> _What is expected_
Pick out and copy every line below that has the word "with".
------------------------------------------------
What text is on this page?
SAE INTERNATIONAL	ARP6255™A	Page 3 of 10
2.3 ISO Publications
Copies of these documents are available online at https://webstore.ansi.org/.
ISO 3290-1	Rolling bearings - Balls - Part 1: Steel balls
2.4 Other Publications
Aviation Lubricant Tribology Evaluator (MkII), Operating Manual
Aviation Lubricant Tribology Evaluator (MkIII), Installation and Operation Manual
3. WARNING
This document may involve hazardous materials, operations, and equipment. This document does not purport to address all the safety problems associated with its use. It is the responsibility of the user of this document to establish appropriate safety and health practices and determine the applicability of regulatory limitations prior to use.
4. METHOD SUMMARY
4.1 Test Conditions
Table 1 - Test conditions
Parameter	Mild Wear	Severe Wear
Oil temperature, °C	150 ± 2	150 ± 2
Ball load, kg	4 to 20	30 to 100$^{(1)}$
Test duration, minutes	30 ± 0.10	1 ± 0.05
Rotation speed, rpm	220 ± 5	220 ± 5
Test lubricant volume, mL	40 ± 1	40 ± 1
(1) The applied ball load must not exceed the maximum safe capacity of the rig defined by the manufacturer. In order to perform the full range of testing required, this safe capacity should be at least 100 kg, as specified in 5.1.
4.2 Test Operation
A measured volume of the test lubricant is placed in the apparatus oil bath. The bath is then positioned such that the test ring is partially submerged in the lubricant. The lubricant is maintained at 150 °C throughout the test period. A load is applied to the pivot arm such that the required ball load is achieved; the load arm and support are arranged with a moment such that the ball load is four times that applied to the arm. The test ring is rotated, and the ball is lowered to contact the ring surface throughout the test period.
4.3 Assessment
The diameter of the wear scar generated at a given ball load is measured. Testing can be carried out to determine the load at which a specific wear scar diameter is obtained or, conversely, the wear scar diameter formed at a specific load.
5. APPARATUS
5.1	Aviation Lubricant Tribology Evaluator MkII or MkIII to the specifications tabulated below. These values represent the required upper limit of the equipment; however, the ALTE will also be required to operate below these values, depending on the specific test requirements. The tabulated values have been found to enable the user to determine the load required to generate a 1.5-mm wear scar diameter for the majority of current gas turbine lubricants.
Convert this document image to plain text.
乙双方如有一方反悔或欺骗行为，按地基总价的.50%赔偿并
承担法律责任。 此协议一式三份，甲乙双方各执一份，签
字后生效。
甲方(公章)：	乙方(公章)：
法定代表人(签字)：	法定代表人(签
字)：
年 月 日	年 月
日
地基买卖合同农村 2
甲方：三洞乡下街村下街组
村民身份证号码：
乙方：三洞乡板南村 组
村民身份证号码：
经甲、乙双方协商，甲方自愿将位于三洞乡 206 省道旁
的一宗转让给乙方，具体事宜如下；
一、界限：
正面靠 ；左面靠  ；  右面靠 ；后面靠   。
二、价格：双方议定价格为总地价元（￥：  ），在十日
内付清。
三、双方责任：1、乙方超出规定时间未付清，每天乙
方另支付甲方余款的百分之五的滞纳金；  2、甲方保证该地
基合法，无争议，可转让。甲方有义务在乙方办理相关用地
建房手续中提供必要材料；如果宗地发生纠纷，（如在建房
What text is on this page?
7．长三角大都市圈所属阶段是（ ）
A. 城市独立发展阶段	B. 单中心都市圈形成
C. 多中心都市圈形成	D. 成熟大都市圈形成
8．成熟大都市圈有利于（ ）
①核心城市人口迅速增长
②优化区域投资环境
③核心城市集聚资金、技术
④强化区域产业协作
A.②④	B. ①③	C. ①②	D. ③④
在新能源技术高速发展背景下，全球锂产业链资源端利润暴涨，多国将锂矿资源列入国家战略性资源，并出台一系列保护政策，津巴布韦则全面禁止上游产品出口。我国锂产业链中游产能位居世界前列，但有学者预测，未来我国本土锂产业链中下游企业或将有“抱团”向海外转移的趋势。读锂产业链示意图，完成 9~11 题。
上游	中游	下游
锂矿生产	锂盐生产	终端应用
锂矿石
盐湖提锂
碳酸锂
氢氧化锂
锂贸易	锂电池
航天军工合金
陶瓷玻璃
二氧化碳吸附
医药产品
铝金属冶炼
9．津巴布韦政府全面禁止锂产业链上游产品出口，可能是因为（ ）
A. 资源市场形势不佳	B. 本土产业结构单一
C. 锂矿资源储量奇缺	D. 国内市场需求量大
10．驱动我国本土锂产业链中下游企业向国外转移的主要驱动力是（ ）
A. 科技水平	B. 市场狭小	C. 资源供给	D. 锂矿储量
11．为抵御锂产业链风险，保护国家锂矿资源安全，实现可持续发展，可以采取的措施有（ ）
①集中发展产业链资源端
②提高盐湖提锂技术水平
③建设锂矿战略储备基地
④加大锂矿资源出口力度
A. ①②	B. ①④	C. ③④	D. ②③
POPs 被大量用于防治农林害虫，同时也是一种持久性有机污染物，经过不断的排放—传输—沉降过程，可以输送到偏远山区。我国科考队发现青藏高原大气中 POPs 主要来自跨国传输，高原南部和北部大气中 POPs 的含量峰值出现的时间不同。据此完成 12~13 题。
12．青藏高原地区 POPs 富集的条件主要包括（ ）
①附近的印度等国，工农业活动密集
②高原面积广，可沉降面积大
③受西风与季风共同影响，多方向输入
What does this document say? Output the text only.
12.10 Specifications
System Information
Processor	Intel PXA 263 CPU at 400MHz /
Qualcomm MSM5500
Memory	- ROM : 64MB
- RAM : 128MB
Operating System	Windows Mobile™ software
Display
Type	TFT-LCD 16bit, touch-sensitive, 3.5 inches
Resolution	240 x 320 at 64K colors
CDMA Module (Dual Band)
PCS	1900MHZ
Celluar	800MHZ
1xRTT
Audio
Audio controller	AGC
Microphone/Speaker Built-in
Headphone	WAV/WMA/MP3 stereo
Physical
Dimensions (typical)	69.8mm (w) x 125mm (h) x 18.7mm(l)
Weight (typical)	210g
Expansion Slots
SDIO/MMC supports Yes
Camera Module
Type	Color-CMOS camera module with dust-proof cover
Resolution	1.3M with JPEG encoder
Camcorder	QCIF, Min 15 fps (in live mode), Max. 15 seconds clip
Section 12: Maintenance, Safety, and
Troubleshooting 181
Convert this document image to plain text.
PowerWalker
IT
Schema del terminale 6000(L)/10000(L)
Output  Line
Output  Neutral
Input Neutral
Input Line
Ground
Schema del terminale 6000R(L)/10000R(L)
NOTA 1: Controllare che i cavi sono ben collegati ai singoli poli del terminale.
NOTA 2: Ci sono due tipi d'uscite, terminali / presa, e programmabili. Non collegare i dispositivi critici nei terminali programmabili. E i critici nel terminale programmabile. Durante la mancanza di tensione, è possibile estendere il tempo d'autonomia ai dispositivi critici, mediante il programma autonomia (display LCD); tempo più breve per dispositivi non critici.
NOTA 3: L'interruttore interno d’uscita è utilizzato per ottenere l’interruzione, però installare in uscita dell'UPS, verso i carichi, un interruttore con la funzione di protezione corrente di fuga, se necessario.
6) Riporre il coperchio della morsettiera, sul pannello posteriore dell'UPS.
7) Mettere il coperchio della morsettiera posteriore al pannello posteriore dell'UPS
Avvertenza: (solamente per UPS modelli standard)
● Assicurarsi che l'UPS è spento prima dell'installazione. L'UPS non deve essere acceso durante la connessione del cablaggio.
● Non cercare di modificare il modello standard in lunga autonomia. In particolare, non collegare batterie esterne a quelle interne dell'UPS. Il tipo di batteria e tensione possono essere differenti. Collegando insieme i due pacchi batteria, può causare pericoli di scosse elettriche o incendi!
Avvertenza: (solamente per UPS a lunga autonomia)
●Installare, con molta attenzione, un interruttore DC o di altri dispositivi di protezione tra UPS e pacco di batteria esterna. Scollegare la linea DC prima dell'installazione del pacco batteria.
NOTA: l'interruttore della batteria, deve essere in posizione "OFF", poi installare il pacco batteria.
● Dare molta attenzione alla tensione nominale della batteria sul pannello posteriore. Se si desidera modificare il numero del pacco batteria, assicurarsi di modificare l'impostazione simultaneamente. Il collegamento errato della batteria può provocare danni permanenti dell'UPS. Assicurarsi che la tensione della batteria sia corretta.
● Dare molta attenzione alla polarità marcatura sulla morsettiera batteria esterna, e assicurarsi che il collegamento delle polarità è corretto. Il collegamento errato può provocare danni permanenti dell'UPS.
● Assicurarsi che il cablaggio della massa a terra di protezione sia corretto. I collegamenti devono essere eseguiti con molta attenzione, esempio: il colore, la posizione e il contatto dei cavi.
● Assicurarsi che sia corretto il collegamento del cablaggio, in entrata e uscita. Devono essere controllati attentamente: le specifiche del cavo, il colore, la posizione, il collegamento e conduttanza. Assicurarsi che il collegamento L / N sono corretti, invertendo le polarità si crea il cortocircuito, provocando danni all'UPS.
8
------------------------------------------------
> _Correct result_
This document may involve hazardous materials, operations, and equipment. This document does not purport to address all the safety problems associated with its use. It is the responsibility of the user of this document to establish appropriate safety and health practices and determine the applicability of regulatory limitations prior to use.
A measured volume of the test lubricant is placed in the apparatus oil bath. The bath is then positioned such that the test ring is partially submerged in the lubricant. The lubricant is maintained at 150 °C throughout the test period. A load is applied to the pivot arm such that the required ball load is achieved; the load arm and support are arranged with a moment such that the ball load is four times that applied to the arm. The test ring is rotated, and the ball is lowered to contact the ring surface throughout the test period.
Type	Color-CMOS camera module with dust-proof cover
Resolution	1.3M with JPEG encoder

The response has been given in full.